• Exercise prompt:
All of the data should be output character for character, except the pictures.

☆ ☆ ☆ ☆

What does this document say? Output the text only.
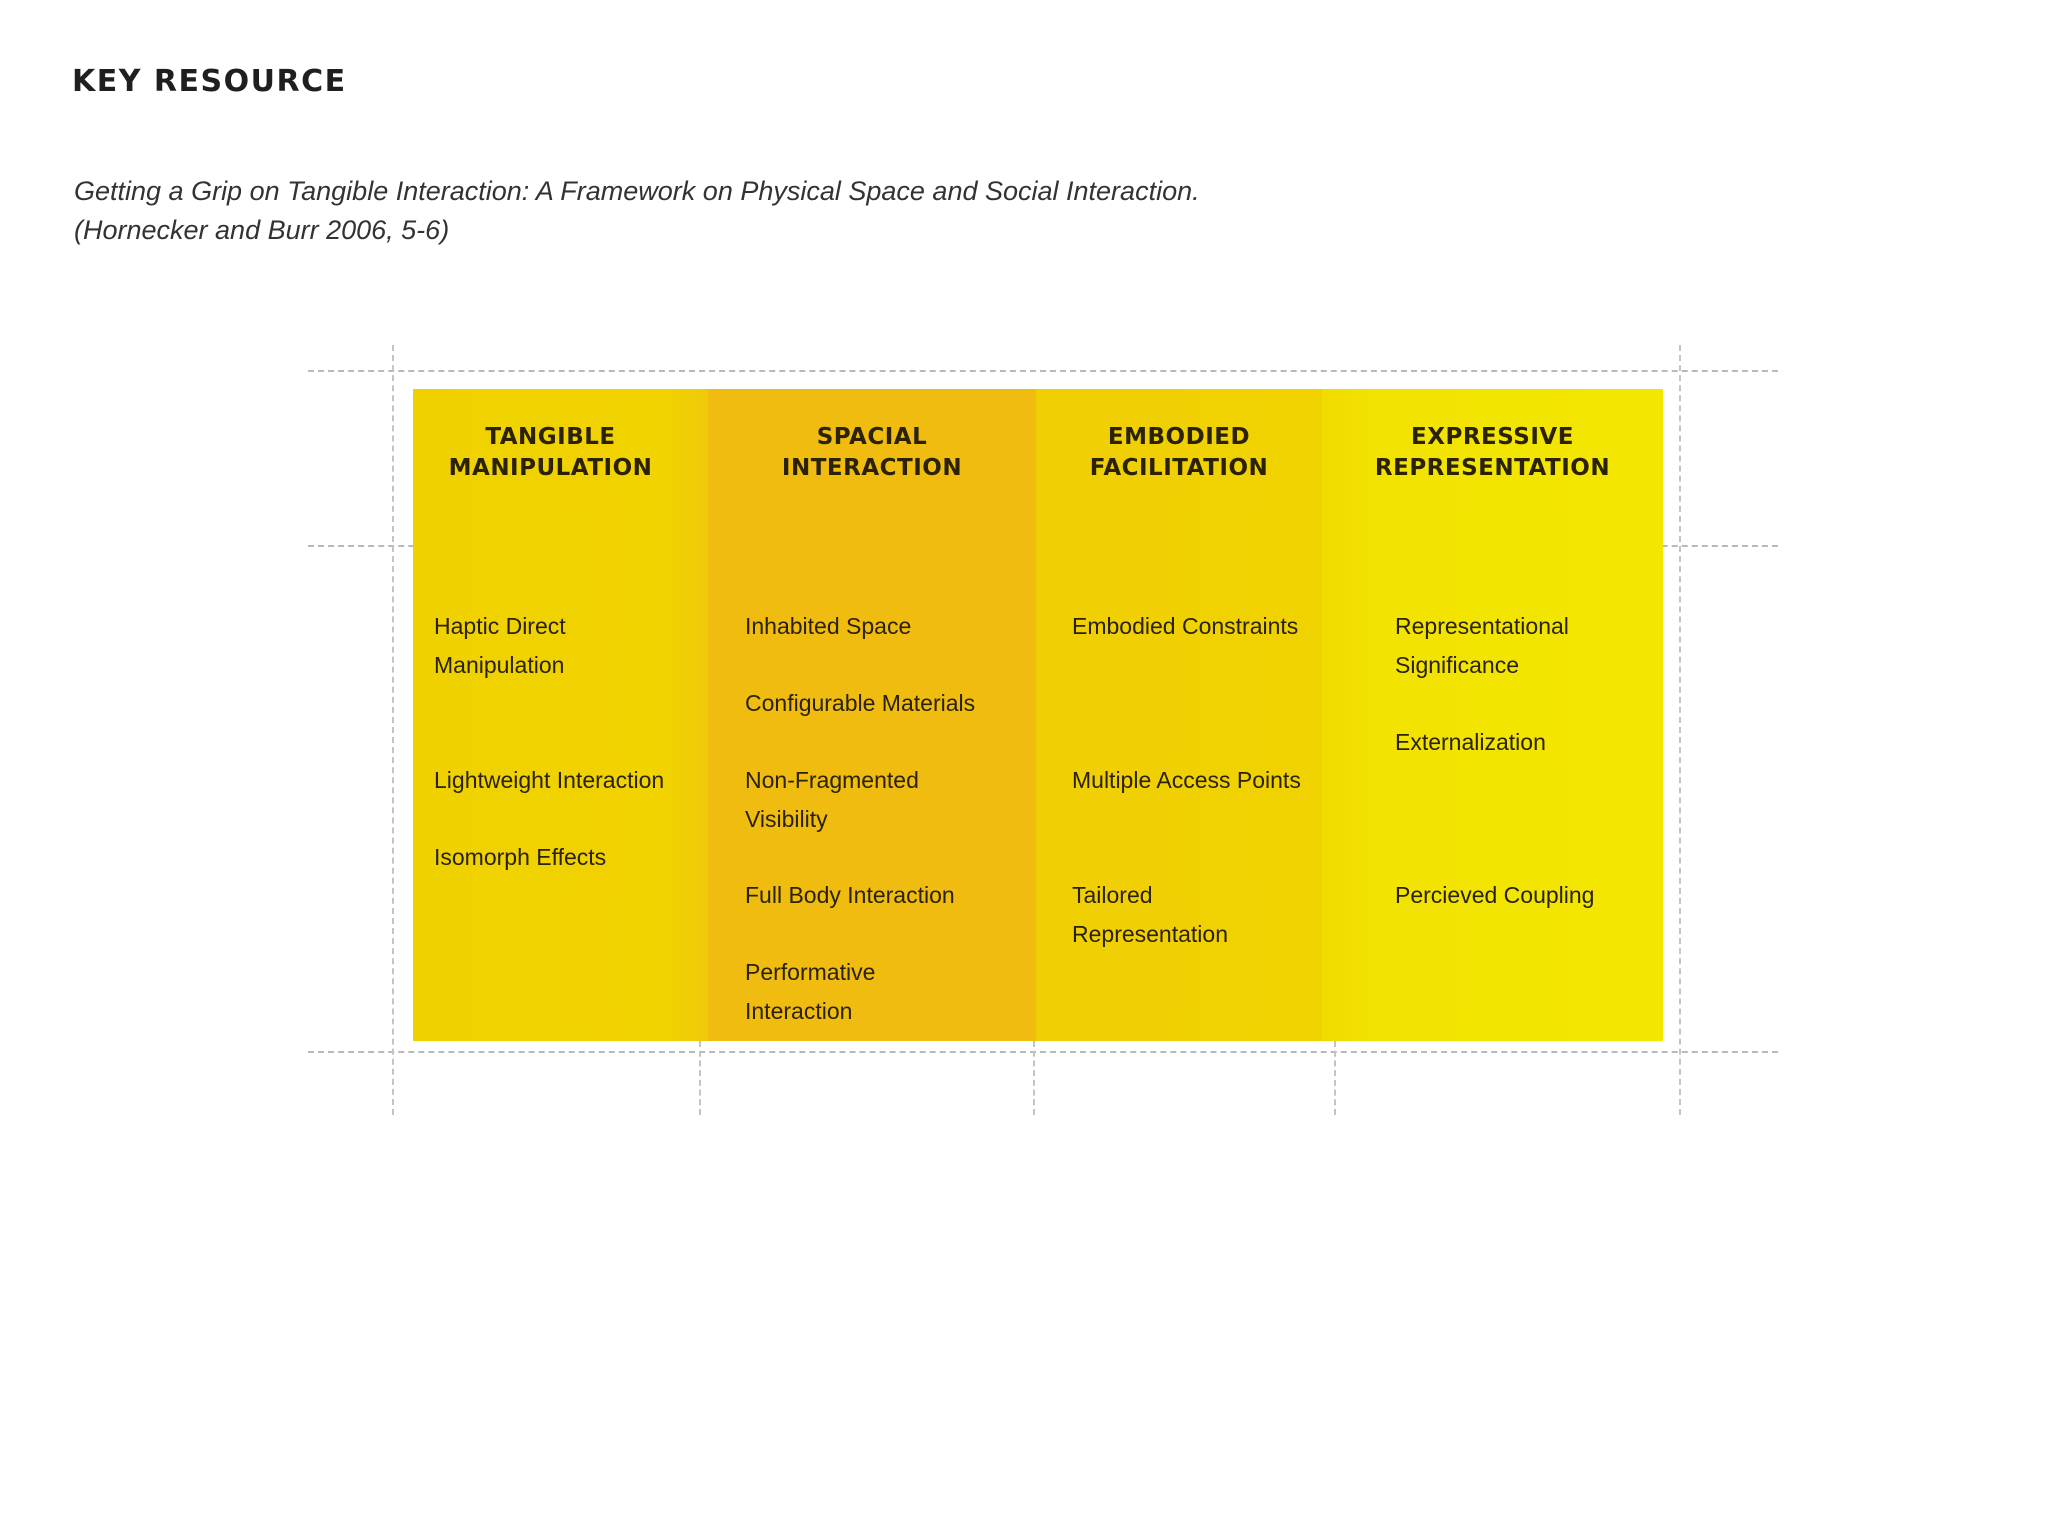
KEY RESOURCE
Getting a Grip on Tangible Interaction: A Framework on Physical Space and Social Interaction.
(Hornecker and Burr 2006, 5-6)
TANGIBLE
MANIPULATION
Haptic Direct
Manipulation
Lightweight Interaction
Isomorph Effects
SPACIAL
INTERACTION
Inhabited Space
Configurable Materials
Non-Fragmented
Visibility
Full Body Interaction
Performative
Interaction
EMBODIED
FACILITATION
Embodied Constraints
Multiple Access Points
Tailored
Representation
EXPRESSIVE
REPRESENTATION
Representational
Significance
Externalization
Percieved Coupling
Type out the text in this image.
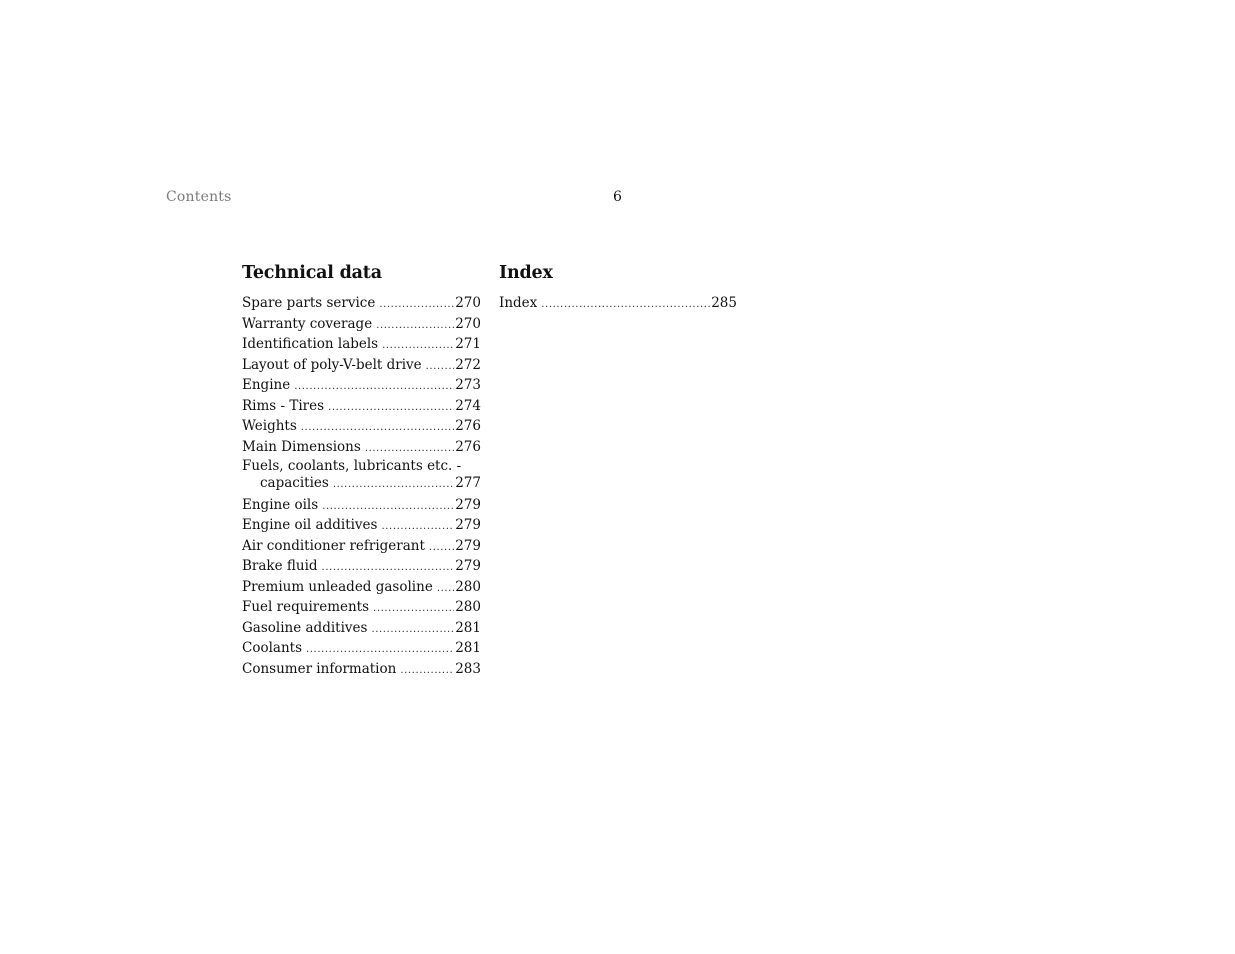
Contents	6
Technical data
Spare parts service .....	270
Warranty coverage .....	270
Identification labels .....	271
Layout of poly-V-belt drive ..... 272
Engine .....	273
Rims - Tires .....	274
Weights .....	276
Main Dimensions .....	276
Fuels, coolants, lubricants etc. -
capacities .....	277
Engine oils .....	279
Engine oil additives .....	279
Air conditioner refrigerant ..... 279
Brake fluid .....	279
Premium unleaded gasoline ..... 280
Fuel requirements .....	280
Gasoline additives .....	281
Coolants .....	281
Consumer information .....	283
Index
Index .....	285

☆ ☆ ☆ ☆

• Response:
What does this document say? Output the text only.
KEY RESOURCE
Getting a Grip on Tangible Interaction: A Framework on Physical Space and Social Interaction.
(Hornecker and Burr 2006, 5-6)
TANGIBLE
MANIPULATION
Haptic Direct
Manipulation
Lightweight Interaction
Isomorph Effects
SPACIAL
INTERACTION
Inhabited Space
Configurable Materials
Non-Fragmented
Visibility
Full Body Interaction
Performative
Interaction
EMBODIED
FACILITATION
Embodied Constraints
Multiple Access Points
Tailored
Representation
EXPRESSIVE
REPRESENTATION
Representational
Significance
Externalization
Percieved Coupling
Type out the text in this image.
Contents	6
Technical data
Spare parts service .....	270
Warranty coverage .....	270
Identification labels .....	271
Layout of poly-V-belt drive ..... 272
Engine .....	273
Rims - Tires .....	274
Weights .....	276
Main Dimensions .....	276
Fuels, coolants, lubricants etc. -
capacities .....	277
Engine oils .....	279
Engine oil additives .....	279
Air conditioner refrigerant ..... 279
Brake fluid .....	279
Premium unleaded gasoline ..... 280
Fuel requirements .....	280
Gasoline additives .....	281
Coolants .....	281
Consumer information .....	283
Index
Index .....	285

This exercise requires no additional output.